▶ _Objective_
Pick out each line below containing "frac".

-- begin Stored data --

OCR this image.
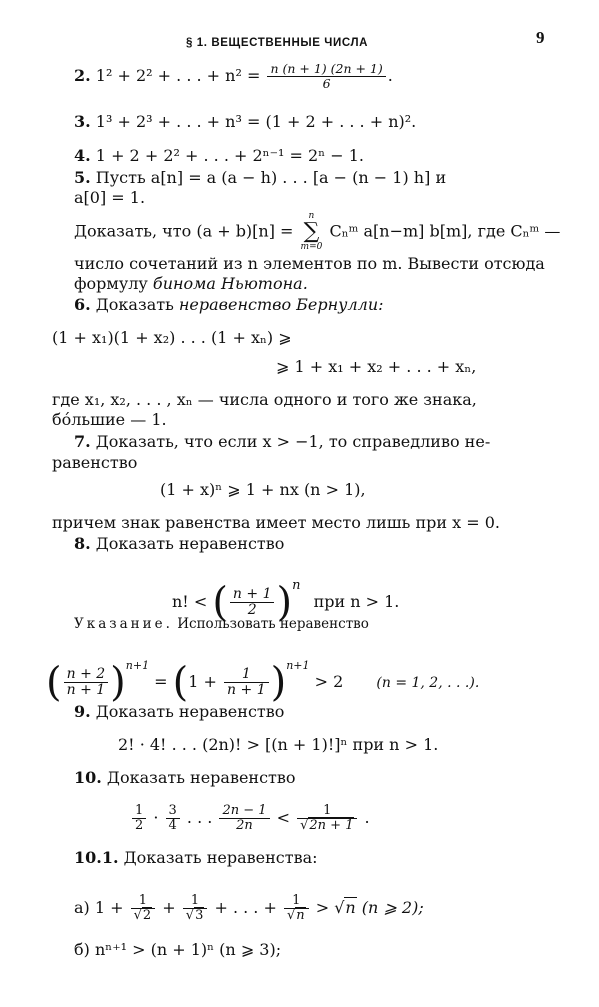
§ 1. ВЕЩЕСТВЕННЫЕ ЧИСЛА	9
2. 1² + 2² + . . . + $n^2 = \frac{n (n + 1) (2n + 1)}{6}$ .
3. 1³ + 2³ + . . . + n³ = (1 + 2 + . . . + n)².
4. 1 + 2 + 2² + . . . + 2ⁿ⁻¹ = 2ⁿ − 1.
5. Пусть a[n] = a (a − h) . . . [a − (n − 1) h] и
a[0] = 1.
Доказать, что (a + b)[n] =
n
∑
m=0
Cₙᵐ a[n−m] b[m], где Cₙᵐ —
число сочетаний из n элементов по m. Вывести отсюда
формулу бинома Ньютона.
6. Доказать неравенство Бернулли:
(1 + x₁)(1 + x₂) . . . (1 + xₙ) ⩾
⩾ 1 + x₁ + x₂ + . . . + xₙ,
где x₁, x₂, . . . , xₙ — числа одного и того же знака,
бо́льшие — 1.
7. Доказать, что если x > −1, то справедливо не-
равенство
(1 + x)ⁿ ⩾ 1 + nx (n > 1),
причем знак равенства имеет место лишь при x = 0.
8. Доказать неравенство
n! < ( $\frac{n + 1}{2} )^n$ при n > 1.
Указание. Использовать неравенство
( $\frac{n + 2}{n + 1} )^{n+1} = (1 + \frac{1}{n + 1} )^{n+1} > 2$ (n = 1, 2, . . .).
9. Доказать неравенство
2! · 4! . . . (2n)! > [(n + 1)!]ⁿ при n > 1.
10. Доказать неравенство
$\frac{1}{2} \cdot \frac{3}{4}$ . . . $\frac{2n - 1}{2n} < \frac{1}{√2n + 1}$ .
10.1. Доказать неравенства:
а) $1 + \frac{1}{√2} + \frac{1}{√3}$ + . . . + $\frac{1}{√n} > √n$ (n ⩾ 2);
б) nⁿ⁺¹ > (n + 1)ⁿ (n ⩾ 3);
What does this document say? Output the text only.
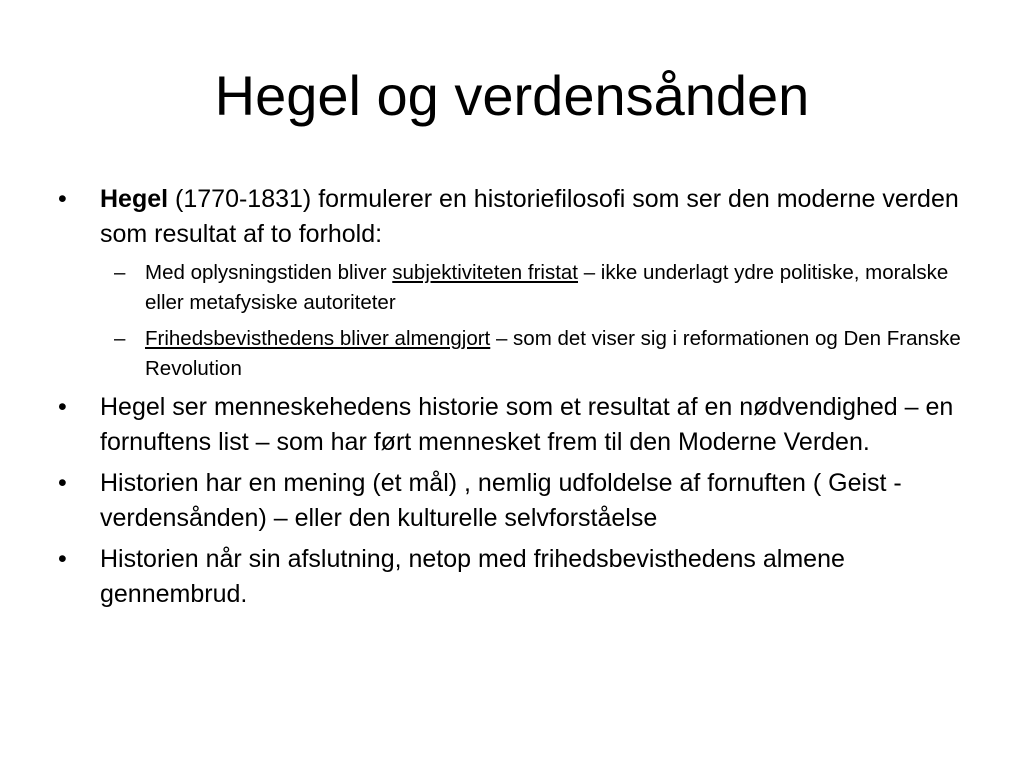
Hegel og verdensånden
• Hegel (1770-1831) formulerer en historiefilosofi som ser den moderne verden som resultat af to forhold:
– Med oplysningstiden bliver subjektiviteten fristat – ikke underlagt ydre politiske, moralske eller metafysiske autoriteter
– Frihedsbevisthedens bliver almengjort – som det viser sig i reformationen og Den Franske Revolution
• Hegel ser menneskehedens historie som et resultat af en nødvendighed – en fornuftens list – som har ført mennesket frem til den Moderne Verden.
• Historien har en mening (et mål) , nemlig udfoldelse af fornuften ( Geist - verdensånden) – eller den kulturelle selvforståelse
• Historien når sin afslutning, netop med frihedsbevisthedens almene gennembrud.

-- end Stored data --

▶ _Problem solution_
2. 1² + 2² + . . . + $n^2 = \frac{n (n + 1) (2n + 1)}{6}$ .
n! < ( $\frac{n + 1}{2} )^n$ при n > 1.
( $\frac{n + 2}{n + 1} )^{n+1} = (1 + \frac{1}{n + 1} )^{n+1} > 2$ (n = 1, 2, . . .).
$\frac{1}{2} \cdot \frac{3}{4}$ . . . $\frac{2n - 1}{2n} < \frac{1}{√2n + 1}$ .
а) $1 + \frac{1}{√2} + \frac{1}{√3}$ + . . . + $\frac{1}{√n} > √n$ (n ⩾ 2);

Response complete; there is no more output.